• Dataset records of page text:

%%

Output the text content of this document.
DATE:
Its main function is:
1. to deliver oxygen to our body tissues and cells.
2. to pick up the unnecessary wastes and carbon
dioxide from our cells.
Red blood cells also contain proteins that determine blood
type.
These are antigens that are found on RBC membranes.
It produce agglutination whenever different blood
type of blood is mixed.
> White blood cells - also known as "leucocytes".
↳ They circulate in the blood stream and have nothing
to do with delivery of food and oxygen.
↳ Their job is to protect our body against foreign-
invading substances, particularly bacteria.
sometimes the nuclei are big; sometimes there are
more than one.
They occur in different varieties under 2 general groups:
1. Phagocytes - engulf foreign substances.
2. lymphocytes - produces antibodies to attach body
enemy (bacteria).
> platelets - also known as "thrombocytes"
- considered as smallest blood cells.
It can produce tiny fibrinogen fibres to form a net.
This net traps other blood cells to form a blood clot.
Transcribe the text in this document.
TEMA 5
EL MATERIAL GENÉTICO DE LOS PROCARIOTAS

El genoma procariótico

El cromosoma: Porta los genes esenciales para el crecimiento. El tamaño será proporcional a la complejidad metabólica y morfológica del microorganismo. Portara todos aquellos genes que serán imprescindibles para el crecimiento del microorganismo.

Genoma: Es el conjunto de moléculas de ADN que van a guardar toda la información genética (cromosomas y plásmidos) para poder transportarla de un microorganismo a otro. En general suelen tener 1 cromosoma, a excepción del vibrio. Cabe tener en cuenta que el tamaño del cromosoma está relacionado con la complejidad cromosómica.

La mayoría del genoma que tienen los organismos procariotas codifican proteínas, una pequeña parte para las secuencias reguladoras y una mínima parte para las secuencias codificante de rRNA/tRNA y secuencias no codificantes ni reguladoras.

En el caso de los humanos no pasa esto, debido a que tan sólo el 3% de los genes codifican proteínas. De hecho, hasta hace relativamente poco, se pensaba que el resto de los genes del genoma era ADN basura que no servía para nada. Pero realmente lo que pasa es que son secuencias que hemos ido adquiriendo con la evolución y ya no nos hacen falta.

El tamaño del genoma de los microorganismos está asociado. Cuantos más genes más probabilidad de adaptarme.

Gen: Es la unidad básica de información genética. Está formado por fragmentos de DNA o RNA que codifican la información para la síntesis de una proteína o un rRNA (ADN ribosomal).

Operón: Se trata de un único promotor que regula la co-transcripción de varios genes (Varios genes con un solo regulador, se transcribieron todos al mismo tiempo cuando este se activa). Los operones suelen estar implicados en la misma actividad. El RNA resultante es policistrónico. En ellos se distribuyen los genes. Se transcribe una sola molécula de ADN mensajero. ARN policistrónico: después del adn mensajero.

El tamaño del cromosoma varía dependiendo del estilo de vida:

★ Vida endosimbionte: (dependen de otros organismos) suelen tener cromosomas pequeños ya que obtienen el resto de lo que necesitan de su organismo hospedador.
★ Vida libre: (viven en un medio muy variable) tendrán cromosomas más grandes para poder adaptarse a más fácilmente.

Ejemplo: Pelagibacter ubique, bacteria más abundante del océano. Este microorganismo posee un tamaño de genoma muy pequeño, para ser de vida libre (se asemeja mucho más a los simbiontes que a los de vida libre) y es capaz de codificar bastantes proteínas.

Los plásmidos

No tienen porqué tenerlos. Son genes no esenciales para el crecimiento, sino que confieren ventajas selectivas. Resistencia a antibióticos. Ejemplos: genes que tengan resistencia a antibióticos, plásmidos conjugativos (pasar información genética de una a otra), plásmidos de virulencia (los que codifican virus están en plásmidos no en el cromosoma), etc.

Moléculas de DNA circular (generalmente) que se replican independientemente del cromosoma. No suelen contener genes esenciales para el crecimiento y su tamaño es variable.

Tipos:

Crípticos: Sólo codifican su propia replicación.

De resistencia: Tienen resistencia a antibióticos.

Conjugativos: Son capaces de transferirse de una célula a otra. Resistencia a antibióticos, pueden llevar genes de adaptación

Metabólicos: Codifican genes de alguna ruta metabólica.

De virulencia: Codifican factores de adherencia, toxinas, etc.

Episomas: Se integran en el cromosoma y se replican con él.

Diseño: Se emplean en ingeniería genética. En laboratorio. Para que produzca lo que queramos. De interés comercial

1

%%

• Problem to work on: A verbatim output of all the data above is needed.

• Solution to this problem:
Output the text content of this document.
DATE:
Its main function is:
1. to deliver oxygen to our body tissues and cells.
2. to pick up the unnecessary wastes and carbon
dioxide from our cells.
Red blood cells also contain proteins that determine blood
type.
These are antigens that are found on RBC membranes.
It produce agglutination whenever different blood
type of blood is mixed.
> White blood cells - also known as "leucocytes".
↳ They circulate in the blood stream and have nothing
to do with delivery of food and oxygen.
↳ Their job is to protect our body against foreign-
invading substances, particularly bacteria.
sometimes the nuclei are big; sometimes there are
more than one.
They occur in different varieties under 2 general groups:
1. Phagocytes - engulf foreign substances.
2. lymphocytes - produces antibodies to attach body
enemy (bacteria).
> platelets - also known as "thrombocytes"
- considered as smallest blood cells.
It can produce tiny fibrinogen fibres to form a net.
This net traps other blood cells to form a blood clot.
Transcribe the text in this document.
TEMA 5
EL MATERIAL GENÉTICO DE LOS PROCARIOTAS

El genoma procariótico

El cromosoma: Porta los genes esenciales para el crecimiento. El tamaño será proporcional a la complejidad metabólica y morfológica del microorganismo. Portara todos aquellos genes que serán imprescindibles para el crecimiento del microorganismo.

Genoma: Es el conjunto de moléculas de ADN que van a guardar toda la información genética (cromosomas y plásmidos) para poder transportarla de un microorganismo a otro. En general suelen tener 1 cromosoma, a excepción del vibrio. Cabe tener en cuenta que el tamaño del cromosoma está relacionado con la complejidad cromosómica.

La mayoría del genoma que tienen los organismos procariotas codifican proteínas, una pequeña parte para las secuencias reguladoras y una mínima parte para las secuencias codificante de rRNA/tRNA y secuencias no codificantes ni reguladoras.

En el caso de los humanos no pasa esto, debido a que tan sólo el 3% de los genes codifican proteínas. De hecho, hasta hace relativamente poco, se pensaba que el resto de los genes del genoma era ADN basura que no servía para nada. Pero realmente lo que pasa es que son secuencias que hemos ido adquiriendo con la evolución y ya no nos hacen falta.

El tamaño del genoma de los microorganismos está asociado. Cuantos más genes más probabilidad de adaptarme.

Gen: Es la unidad básica de información genética. Está formado por fragmentos de DNA o RNA que codifican la información para la síntesis de una proteína o un rRNA (ADN ribosomal).

Operón: Se trata de un único promotor que regula la co-transcripción de varios genes (Varios genes con un solo regulador, se transcribieron todos al mismo tiempo cuando este se activa). Los operones suelen estar implicados en la misma actividad. El RNA resultante es policistrónico. En ellos se distribuyen los genes. Se transcribe una sola molécula de ADN mensajero. ARN policistrónico: después del adn mensajero.

El tamaño del cromosoma varía dependiendo del estilo de vida:

★ Vida endosimbionte: (dependen de otros organismos) suelen tener cromosomas pequeños ya que obtienen el resto de lo que necesitan de su organismo hospedador.
★ Vida libre: (viven en un medio muy variable) tendrán cromosomas más grandes para poder adaptarse a más fácilmente.

Ejemplo: Pelagibacter ubique, bacteria más abundante del océano. Este microorganismo posee un tamaño de genoma muy pequeño, para ser de vida libre (se asemeja mucho más a los simbiontes que a los de vida libre) y es capaz de codificar bastantes proteínas.

Los plásmidos

No tienen porqué tenerlos. Son genes no esenciales para el crecimiento, sino que confieren ventajas selectivas. Resistencia a antibióticos. Ejemplos: genes que tengan resistencia a antibióticos, plásmidos conjugativos (pasar información genética de una a otra), plásmidos de virulencia (los que codifican virus están en plásmidos no en el cromosoma), etc.

Moléculas de DNA circular (generalmente) que se replican independientemente del cromosoma. No suelen contener genes esenciales para el crecimiento y su tamaño es variable.

Tipos:

Crípticos: Sólo codifican su propia replicación.

De resistencia: Tienen resistencia a antibióticos.

Conjugativos: Son capaces de transferirse de una célula a otra. Resistencia a antibióticos, pueden llevar genes de adaptación

Metabólicos: Codifican genes de alguna ruta metabólica.

De virulencia: Codifican factores de adherencia, toxinas, etc.

Episomas: Se integran en el cromosoma y se replican con él.

Diseño: Se emplean en ingeniería genética. En laboratorio. Para que produzca lo que queramos. De interés comercial

1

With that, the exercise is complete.